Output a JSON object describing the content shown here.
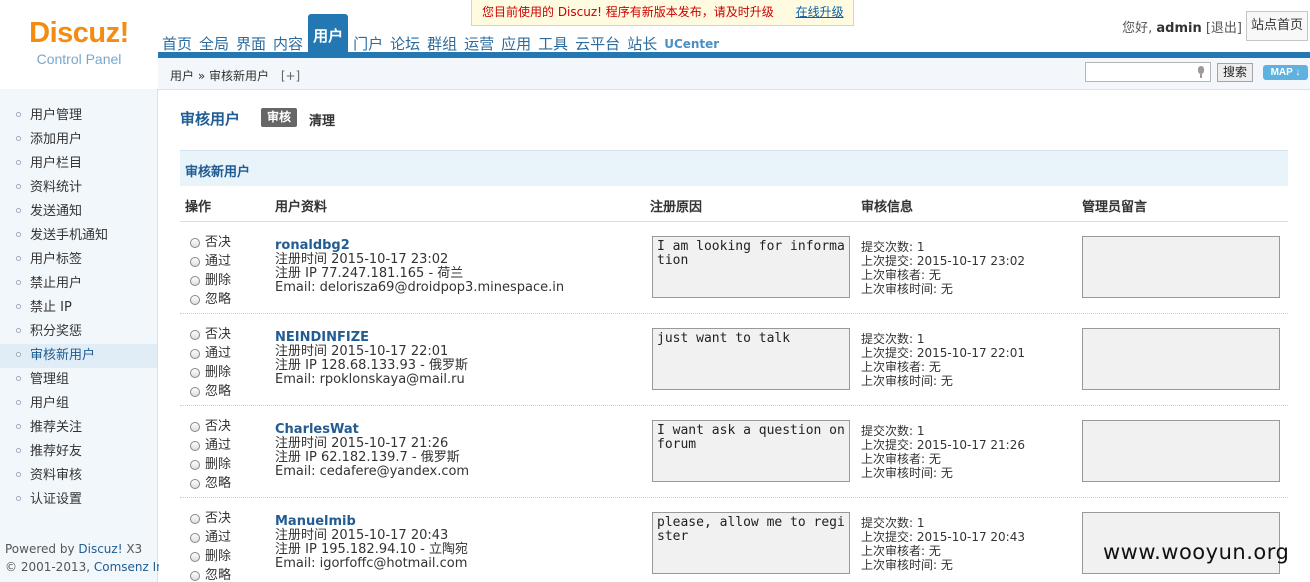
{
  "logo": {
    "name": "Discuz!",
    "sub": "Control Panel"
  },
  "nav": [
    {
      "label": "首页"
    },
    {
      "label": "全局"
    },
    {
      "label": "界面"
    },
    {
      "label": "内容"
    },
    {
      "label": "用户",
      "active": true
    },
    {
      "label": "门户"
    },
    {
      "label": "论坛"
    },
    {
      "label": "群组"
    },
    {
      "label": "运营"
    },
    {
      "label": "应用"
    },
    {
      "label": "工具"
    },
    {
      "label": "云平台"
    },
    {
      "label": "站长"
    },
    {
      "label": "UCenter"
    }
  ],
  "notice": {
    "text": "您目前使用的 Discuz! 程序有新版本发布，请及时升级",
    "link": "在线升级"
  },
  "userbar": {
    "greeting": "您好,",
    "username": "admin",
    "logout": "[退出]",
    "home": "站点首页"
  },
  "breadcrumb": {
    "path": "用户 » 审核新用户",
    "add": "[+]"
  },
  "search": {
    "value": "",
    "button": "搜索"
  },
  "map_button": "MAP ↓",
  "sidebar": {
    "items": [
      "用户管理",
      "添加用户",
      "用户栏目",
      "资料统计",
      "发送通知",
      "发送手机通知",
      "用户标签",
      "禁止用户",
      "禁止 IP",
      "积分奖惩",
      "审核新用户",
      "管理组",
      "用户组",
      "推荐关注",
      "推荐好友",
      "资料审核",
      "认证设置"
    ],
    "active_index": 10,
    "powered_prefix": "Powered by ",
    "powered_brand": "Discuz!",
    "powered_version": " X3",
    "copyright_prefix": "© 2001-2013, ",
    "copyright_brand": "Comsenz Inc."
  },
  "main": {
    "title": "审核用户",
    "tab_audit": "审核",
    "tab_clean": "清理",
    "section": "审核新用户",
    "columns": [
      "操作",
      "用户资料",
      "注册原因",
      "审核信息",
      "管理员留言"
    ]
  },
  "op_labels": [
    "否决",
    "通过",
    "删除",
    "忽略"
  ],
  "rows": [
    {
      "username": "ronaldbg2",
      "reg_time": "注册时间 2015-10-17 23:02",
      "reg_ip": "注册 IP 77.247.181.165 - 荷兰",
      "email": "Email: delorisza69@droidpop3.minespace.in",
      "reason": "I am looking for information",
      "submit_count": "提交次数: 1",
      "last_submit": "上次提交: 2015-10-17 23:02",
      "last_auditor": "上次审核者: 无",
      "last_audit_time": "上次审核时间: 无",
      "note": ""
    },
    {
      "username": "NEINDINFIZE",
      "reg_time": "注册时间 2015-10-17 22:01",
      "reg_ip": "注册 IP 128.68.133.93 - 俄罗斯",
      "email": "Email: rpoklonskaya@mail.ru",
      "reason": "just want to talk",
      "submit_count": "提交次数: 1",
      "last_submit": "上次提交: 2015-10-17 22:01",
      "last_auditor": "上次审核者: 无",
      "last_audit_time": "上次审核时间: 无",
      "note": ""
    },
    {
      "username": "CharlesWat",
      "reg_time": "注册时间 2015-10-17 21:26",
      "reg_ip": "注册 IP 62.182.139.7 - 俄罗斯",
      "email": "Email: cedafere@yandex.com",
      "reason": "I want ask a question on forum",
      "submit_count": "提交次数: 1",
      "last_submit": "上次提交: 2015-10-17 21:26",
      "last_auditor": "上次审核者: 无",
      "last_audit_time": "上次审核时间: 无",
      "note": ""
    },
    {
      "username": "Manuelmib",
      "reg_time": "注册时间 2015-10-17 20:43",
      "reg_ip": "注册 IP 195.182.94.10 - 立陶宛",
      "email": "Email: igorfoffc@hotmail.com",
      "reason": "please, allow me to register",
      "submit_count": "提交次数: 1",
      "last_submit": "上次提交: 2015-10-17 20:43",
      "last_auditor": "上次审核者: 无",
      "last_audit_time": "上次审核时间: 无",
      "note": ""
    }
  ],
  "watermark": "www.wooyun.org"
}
——————————
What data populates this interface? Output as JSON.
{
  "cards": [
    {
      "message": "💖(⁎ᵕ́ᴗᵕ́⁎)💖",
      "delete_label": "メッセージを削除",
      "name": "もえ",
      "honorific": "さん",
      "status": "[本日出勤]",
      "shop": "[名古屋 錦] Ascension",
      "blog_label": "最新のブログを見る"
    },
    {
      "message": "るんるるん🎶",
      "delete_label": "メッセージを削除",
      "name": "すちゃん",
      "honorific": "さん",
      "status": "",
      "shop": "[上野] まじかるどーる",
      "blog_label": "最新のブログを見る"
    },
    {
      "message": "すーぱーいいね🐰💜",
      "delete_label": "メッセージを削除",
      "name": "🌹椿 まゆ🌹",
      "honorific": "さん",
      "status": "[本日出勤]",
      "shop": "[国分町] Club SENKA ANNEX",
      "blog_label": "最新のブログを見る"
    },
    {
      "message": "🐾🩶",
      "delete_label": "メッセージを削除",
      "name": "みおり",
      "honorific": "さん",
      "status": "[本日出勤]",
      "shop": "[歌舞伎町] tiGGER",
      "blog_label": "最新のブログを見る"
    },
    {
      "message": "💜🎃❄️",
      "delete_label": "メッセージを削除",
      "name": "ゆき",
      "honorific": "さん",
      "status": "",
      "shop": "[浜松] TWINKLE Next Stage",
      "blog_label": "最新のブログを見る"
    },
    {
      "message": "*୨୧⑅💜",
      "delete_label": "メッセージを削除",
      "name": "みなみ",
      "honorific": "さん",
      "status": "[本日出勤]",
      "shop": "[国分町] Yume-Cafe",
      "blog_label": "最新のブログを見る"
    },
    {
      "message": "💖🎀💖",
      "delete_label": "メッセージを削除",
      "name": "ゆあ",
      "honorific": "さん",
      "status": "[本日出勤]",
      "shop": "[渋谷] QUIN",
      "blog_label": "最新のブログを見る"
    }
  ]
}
——————————
### Task objective
Where a line holds the string "shop", copy that line.

### Written solution
      "shop": "[名古屋 錦] Ascension",
      "shop": "[上野] まじかるどーる",
      "shop": "[国分町] Club SENKA ANNEX",
      "shop": "[歌舞伎町] tiGGER",
      "shop": "[浜松] TWINKLE Next Stage",
      "shop": "[国分町] Yume-Cafe",
      "shop": "[渋谷] QUIN",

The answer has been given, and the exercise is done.